* Task prompt: Every entry here needs to be repeated exactly.

* Stored data:
::::
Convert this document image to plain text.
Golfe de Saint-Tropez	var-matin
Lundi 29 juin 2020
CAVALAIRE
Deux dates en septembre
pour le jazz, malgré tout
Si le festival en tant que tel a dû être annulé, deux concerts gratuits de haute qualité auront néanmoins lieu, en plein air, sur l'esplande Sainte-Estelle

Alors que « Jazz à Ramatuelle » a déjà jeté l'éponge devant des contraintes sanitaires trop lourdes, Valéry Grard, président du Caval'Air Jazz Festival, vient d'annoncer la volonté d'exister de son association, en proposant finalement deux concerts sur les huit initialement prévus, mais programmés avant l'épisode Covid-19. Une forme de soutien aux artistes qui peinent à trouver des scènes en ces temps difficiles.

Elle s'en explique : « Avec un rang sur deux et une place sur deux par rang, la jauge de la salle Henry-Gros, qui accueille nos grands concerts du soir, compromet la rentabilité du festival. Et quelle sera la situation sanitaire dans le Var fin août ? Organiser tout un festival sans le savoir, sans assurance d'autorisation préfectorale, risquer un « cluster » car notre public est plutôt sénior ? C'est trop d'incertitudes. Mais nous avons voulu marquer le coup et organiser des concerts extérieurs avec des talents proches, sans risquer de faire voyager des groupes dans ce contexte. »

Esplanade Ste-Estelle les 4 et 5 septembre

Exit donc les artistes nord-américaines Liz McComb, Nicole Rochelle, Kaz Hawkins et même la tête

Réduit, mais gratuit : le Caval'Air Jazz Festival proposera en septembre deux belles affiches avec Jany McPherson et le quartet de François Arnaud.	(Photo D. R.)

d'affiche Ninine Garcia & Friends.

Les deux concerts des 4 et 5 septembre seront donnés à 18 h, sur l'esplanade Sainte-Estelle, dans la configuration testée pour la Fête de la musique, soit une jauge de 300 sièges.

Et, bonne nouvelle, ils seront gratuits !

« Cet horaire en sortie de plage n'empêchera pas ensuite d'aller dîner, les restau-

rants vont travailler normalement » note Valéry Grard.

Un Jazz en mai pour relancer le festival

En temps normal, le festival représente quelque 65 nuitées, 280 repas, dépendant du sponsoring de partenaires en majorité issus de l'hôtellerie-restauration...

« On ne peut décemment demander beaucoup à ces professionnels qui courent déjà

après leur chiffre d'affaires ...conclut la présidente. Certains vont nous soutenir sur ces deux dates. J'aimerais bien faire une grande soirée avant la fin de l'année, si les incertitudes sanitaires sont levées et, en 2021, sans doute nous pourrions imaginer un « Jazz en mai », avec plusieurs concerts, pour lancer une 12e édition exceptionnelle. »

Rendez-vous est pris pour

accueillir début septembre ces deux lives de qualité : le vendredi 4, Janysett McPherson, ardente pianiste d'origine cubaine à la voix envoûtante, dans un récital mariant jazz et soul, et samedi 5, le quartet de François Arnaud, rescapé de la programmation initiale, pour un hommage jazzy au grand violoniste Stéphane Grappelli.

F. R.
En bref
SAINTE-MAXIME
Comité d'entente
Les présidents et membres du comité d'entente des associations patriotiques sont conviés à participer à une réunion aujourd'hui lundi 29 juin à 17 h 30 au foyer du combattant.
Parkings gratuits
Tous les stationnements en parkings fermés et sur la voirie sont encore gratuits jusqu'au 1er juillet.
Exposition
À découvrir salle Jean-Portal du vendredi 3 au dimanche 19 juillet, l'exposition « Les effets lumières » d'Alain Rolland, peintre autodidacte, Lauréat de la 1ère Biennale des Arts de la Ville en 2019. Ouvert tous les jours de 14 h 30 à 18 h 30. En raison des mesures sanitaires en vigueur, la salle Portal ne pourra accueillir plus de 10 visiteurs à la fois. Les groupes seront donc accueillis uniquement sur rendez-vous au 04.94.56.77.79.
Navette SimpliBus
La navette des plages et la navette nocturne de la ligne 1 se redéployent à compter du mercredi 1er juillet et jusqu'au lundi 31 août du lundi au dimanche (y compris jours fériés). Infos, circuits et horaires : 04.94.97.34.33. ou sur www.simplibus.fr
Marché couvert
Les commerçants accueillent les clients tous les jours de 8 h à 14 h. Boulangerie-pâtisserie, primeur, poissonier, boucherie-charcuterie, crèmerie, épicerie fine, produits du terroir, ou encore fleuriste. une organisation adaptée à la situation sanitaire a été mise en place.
::::
* Task output:
Convert this document image to plain text.
Golfe de Saint-Tropez	var-matin
Lundi 29 juin 2020
CAVALAIRE
Deux dates en septembre
pour le jazz, malgré tout
Si le festival en tant que tel a dû être annulé, deux concerts gratuits de haute qualité auront néanmoins lieu, en plein air, sur l'esplande Sainte-Estelle

Alors que « Jazz à Ramatuelle » a déjà jeté l'éponge devant des contraintes sanitaires trop lourdes, Valéry Grard, président du Caval'Air Jazz Festival, vient d'annoncer la volonté d'exister de son association, en proposant finalement deux concerts sur les huit initialement prévus, mais programmés avant l'épisode Covid-19. Une forme de soutien aux artistes qui peinent à trouver des scènes en ces temps difficiles.

Elle s'en explique : « Avec un rang sur deux et une place sur deux par rang, la jauge de la salle Henry-Gros, qui accueille nos grands concerts du soir, compromet la rentabilité du festival. Et quelle sera la situation sanitaire dans le Var fin août ? Organiser tout un festival sans le savoir, sans assurance d'autorisation préfectorale, risquer un « cluster » car notre public est plutôt sénior ? C'est trop d'incertitudes. Mais nous avons voulu marquer le coup et organiser des concerts extérieurs avec des talents proches, sans risquer de faire voyager des groupes dans ce contexte. »

Esplanade Ste-Estelle les 4 et 5 septembre

Exit donc les artistes nord-américaines Liz McComb, Nicole Rochelle, Kaz Hawkins et même la tête

Réduit, mais gratuit : le Caval'Air Jazz Festival proposera en septembre deux belles affiches avec Jany McPherson et le quartet de François Arnaud.	(Photo D. R.)

d'affiche Ninine Garcia & Friends.

Les deux concerts des 4 et 5 septembre seront donnés à 18 h, sur l'esplanade Sainte-Estelle, dans la configuration testée pour la Fête de la musique, soit une jauge de 300 sièges.

Et, bonne nouvelle, ils seront gratuits !

« Cet horaire en sortie de plage n'empêchera pas ensuite d'aller dîner, les restau-

rants vont travailler normalement » note Valéry Grard.

Un Jazz en mai pour relancer le festival

En temps normal, le festival représente quelque 65 nuitées, 280 repas, dépendant du sponsoring de partenaires en majorité issus de l'hôtellerie-restauration...

« On ne peut décemment demander beaucoup à ces professionnels qui courent déjà

après leur chiffre d'affaires ...conclut la présidente. Certains vont nous soutenir sur ces deux dates. J'aimerais bien faire une grande soirée avant la fin de l'année, si les incertitudes sanitaires sont levées et, en 2021, sans doute nous pourrions imaginer un « Jazz en mai », avec plusieurs concerts, pour lancer une 12e édition exceptionnelle. »

Rendez-vous est pris pour

accueillir début septembre ces deux lives de qualité : le vendredi 4, Janysett McPherson, ardente pianiste d'origine cubaine à la voix envoûtante, dans un récital mariant jazz et soul, et samedi 5, le quartet de François Arnaud, rescapé de la programmation initiale, pour un hommage jazzy au grand violoniste Stéphane Grappelli.

F. R.
En bref
SAINTE-MAXIME
Comité d'entente
Les présidents et membres du comité d'entente des associations patriotiques sont conviés à participer à une réunion aujourd'hui lundi 29 juin à 17 h 30 au foyer du combattant.
Parkings gratuits
Tous les stationnements en parkings fermés et sur la voirie sont encore gratuits jusqu'au 1er juillet.
Exposition
À découvrir salle Jean-Portal du vendredi 3 au dimanche 19 juillet, l'exposition « Les effets lumières » d'Alain Rolland, peintre autodidacte, Lauréat de la 1ère Biennale des Arts de la Ville en 2019. Ouvert tous les jours de 14 h 30 à 18 h 30. En raison des mesures sanitaires en vigueur, la salle Portal ne pourra accueillir plus de 10 visiteurs à la fois. Les groupes seront donc accueillis uniquement sur rendez-vous au 04.94.56.77.79.
Navette SimpliBus
La navette des plages et la navette nocturne de la ligne 1 se redéployent à compter du mercredi 1er juillet et jusqu'au lundi 31 août du lundi au dimanche (y compris jours fériés). Infos, circuits et horaires : 04.94.97.34.33. ou sur www.simplibus.fr
Marché couvert
Les commerçants accueillent les clients tous les jours de 8 h à 14 h. Boulangerie-pâtisserie, primeur, poissonier, boucherie-charcuterie, crèmerie, épicerie fine, produits du terroir, ou encore fleuriste. une organisation adaptée à la situation sanitaire a été mise en place.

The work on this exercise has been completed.